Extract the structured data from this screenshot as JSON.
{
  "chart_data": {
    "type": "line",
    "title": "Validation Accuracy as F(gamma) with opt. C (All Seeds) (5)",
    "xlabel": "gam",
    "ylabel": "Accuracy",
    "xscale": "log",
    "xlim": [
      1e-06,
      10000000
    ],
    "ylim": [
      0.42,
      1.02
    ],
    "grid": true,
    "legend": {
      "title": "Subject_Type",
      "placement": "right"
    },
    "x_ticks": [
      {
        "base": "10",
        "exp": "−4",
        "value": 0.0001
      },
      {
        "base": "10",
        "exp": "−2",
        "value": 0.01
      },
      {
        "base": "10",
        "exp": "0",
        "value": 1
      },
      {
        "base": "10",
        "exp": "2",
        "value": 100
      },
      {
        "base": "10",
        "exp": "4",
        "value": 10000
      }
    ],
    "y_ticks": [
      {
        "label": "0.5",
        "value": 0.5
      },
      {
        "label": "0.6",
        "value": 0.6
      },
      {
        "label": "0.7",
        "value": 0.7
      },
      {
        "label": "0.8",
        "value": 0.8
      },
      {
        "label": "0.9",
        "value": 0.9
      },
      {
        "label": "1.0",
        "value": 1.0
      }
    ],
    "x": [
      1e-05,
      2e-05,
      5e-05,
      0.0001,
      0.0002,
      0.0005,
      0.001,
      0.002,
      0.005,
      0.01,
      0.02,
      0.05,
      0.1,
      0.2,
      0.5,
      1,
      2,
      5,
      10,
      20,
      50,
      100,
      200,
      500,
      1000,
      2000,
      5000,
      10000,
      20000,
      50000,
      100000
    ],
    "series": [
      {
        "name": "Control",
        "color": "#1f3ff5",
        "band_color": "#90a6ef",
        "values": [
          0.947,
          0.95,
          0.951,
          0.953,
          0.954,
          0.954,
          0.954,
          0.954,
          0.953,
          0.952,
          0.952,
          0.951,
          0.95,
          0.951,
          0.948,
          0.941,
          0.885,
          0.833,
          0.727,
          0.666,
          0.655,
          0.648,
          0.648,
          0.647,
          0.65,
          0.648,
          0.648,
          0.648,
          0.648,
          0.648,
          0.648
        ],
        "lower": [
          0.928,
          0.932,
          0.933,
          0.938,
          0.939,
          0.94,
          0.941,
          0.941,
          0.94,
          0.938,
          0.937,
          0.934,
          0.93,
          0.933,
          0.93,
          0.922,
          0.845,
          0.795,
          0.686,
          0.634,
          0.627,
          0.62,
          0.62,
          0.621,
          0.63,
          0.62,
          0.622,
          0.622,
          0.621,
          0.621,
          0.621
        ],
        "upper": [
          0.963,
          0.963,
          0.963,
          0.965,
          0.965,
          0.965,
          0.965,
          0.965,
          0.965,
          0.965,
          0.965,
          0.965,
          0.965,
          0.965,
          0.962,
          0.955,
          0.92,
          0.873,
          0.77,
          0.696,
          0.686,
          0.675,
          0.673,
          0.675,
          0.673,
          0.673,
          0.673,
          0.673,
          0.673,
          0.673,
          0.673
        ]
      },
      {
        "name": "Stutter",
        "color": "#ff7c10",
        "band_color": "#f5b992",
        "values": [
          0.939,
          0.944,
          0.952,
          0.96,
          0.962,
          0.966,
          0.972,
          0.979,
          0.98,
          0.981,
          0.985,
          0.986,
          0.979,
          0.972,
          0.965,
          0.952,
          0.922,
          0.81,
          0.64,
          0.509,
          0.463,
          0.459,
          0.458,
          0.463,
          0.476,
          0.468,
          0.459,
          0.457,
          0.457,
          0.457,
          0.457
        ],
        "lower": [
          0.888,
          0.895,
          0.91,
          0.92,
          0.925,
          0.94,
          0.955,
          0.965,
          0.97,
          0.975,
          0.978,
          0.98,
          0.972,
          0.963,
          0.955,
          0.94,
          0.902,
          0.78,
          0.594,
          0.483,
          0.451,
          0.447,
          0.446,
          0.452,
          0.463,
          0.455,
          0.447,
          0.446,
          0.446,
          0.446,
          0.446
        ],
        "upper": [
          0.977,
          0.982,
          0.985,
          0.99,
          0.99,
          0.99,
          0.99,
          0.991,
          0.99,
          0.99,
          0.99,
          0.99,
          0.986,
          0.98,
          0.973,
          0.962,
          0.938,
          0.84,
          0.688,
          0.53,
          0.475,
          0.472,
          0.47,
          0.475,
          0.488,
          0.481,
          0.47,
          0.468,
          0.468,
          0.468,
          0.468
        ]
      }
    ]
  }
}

------------

Copy the records above exactly as they appear.

Extract the structured data from this screenshot as JSON.
{
  "chart_data": {
    "type": "line",
    "title": "Validation Accuracy as F(gamma) with opt. C (All Seeds) (5)",
    "xlabel": "gam",
    "ylabel": "Accuracy",
    "xscale": "log",
    "xlim": [
      1e-06,
      10000000
    ],
    "ylim": [
      0.42,
      1.02
    ],
    "grid": true,
    "legend": {
      "title": "Subject_Type",
      "placement": "right"
    },
    "x_ticks": [
      {
        "base": "10",
        "exp": "−4",
        "value": 0.0001
      },
      {
        "base": "10",
        "exp": "−2",
        "value": 0.01
      },
      {
        "base": "10",
        "exp": "0",
        "value": 1
      },
      {
        "base": "10",
        "exp": "2",
        "value": 100
      },
      {
        "base": "10",
        "exp": "4",
        "value": 10000
      }
    ],
    "y_ticks": [
      {
        "label": "0.5",
        "value": 0.5
      },
      {
        "label": "0.6",
        "value": 0.6
      },
      {
        "label": "0.7",
        "value": 0.7
      },
      {
        "label": "0.8",
        "value": 0.8
      },
      {
        "label": "0.9",
        "value": 0.9
      },
      {
        "label": "1.0",
        "value": 1.0
      }
    ],
    "x": [
      1e-05,
      2e-05,
      5e-05,
      0.0001,
      0.0002,
      0.0005,
      0.001,
      0.002,
      0.005,
      0.01,
      0.02,
      0.05,
      0.1,
      0.2,
      0.5,
      1,
      2,
      5,
      10,
      20,
      50,
      100,
      200,
      500,
      1000,
      2000,
      5000,
      10000,
      20000,
      50000,
      100000
    ],
    "series": [
      {
        "name": "Control",
        "color": "#1f3ff5",
        "band_color": "#90a6ef",
        "values": [
          0.947,
          0.95,
          0.951,
          0.953,
          0.954,
          0.954,
          0.954,
          0.954,
          0.953,
          0.952,
          0.952,
          0.951,
          0.95,
          0.951,
          0.948,
          0.941,
          0.885,
          0.833,
          0.727,
          0.666,
          0.655,
          0.648,
          0.648,
          0.647,
          0.65,
          0.648,
          0.648,
          0.648,
          0.648,
          0.648,
          0.648
        ],
        "lower": [
          0.928,
          0.932,
          0.933,
          0.938,
          0.939,
          0.94,
          0.941,
          0.941,
          0.94,
          0.938,
          0.937,
          0.934,
          0.93,
          0.933,
          0.93,
          0.922,
          0.845,
          0.795,
          0.686,
          0.634,
          0.627,
          0.62,
          0.62,
          0.621,
          0.63,
          0.62,
          0.622,
          0.622,
          0.621,
          0.621,
          0.621
        ],
        "upper": [
          0.963,
          0.963,
          0.963,
          0.965,
          0.965,
          0.965,
          0.965,
          0.965,
          0.965,
          0.965,
          0.965,
          0.965,
          0.965,
          0.965,
          0.962,
          0.955,
          0.92,
          0.873,
          0.77,
          0.696,
          0.686,
          0.675,
          0.673,
          0.675,
          0.673,
          0.673,
          0.673,
          0.673,
          0.673,
          0.673,
          0.673
        ]
      },
      {
        "name": "Stutter",
        "color": "#ff7c10",
        "band_color": "#f5b992",
        "values": [
          0.939,
          0.944,
          0.952,
          0.96,
          0.962,
          0.966,
          0.972,
          0.979,
          0.98,
          0.981,
          0.985,
          0.986,
          0.979,
          0.972,
          0.965,
          0.952,
          0.922,
          0.81,
          0.64,
          0.509,
          0.463,
          0.459,
          0.458,
          0.463,
          0.476,
          0.468,
          0.459,
          0.457,
          0.457,
          0.457,
          0.457
        ],
        "lower": [
          0.888,
          0.895,
          0.91,
          0.92,
          0.925,
          0.94,
          0.955,
          0.965,
          0.97,
          0.975,
          0.978,
          0.98,
          0.972,
          0.963,
          0.955,
          0.94,
          0.902,
          0.78,
          0.594,
          0.483,
          0.451,
          0.447,
          0.446,
          0.452,
          0.463,
          0.455,
          0.447,
          0.446,
          0.446,
          0.446,
          0.446
        ],
        "upper": [
          0.977,
          0.982,
          0.985,
          0.99,
          0.99,
          0.99,
          0.99,
          0.991,
          0.99,
          0.99,
          0.99,
          0.99,
          0.986,
          0.98,
          0.973,
          0.962,
          0.938,
          0.84,
          0.688,
          0.53,
          0.475,
          0.472,
          0.47,
          0.475,
          0.488,
          0.481,
          0.47,
          0.468,
          0.468,
          0.468,
          0.468
        ]
      }
    ]
  }
}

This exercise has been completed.